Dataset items
# # # #
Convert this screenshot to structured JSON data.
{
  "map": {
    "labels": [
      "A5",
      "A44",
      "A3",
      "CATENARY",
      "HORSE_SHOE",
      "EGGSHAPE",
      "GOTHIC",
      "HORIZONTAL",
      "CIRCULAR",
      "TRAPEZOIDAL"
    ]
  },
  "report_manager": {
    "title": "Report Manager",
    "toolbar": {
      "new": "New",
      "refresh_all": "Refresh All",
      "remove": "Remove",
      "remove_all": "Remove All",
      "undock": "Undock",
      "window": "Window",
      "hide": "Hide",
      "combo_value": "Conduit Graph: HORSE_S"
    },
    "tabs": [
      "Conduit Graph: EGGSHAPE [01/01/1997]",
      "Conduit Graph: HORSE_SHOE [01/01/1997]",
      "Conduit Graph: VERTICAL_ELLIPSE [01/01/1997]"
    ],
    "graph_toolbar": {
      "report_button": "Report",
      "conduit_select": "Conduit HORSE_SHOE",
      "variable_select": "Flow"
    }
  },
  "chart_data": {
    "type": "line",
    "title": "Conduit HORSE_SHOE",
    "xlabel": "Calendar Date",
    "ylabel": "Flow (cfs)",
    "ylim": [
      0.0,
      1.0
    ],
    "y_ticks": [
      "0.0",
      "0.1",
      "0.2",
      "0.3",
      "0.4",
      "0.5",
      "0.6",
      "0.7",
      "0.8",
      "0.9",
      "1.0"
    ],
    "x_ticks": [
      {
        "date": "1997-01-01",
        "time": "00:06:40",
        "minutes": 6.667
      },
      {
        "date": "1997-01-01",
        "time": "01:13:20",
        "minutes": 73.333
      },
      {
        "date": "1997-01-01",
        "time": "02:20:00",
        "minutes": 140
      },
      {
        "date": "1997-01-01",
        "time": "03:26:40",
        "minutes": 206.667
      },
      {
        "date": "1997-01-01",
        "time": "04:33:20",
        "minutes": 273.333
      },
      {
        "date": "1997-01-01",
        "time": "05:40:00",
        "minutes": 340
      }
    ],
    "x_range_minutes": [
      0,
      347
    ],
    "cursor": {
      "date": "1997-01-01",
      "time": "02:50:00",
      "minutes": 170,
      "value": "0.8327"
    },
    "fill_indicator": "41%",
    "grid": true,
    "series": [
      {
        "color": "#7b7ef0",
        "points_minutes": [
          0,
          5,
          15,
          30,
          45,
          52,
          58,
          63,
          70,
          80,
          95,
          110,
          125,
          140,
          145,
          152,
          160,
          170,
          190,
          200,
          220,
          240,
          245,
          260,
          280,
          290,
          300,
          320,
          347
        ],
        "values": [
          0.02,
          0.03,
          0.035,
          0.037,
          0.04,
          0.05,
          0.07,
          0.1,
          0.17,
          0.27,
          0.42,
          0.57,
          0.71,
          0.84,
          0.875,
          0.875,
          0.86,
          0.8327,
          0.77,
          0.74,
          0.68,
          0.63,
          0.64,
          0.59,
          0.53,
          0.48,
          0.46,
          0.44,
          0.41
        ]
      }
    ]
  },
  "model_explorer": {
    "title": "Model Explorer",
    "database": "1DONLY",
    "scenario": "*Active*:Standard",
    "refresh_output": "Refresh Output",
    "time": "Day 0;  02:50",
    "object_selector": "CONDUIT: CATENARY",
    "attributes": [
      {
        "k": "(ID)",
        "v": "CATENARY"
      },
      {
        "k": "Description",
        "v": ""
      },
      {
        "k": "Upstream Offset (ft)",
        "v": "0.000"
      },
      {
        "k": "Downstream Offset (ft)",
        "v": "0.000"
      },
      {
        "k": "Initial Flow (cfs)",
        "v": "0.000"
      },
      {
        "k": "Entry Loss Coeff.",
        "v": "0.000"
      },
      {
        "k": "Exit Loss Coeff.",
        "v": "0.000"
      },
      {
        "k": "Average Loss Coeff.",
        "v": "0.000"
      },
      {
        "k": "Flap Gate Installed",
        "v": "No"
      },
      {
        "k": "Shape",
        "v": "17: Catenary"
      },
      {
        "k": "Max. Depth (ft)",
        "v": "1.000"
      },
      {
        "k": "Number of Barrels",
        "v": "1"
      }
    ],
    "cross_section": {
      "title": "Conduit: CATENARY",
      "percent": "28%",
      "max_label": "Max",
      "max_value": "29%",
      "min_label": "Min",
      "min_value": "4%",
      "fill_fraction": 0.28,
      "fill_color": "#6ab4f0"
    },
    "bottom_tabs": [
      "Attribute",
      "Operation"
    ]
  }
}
# # # #
THE EXERCISE:
Return all lines containing "EGGSHAPE".

FINISHED ANSWER:
      "EGGSHAPE",
      "Conduit Graph: EGGSHAPE [01/01/1997]",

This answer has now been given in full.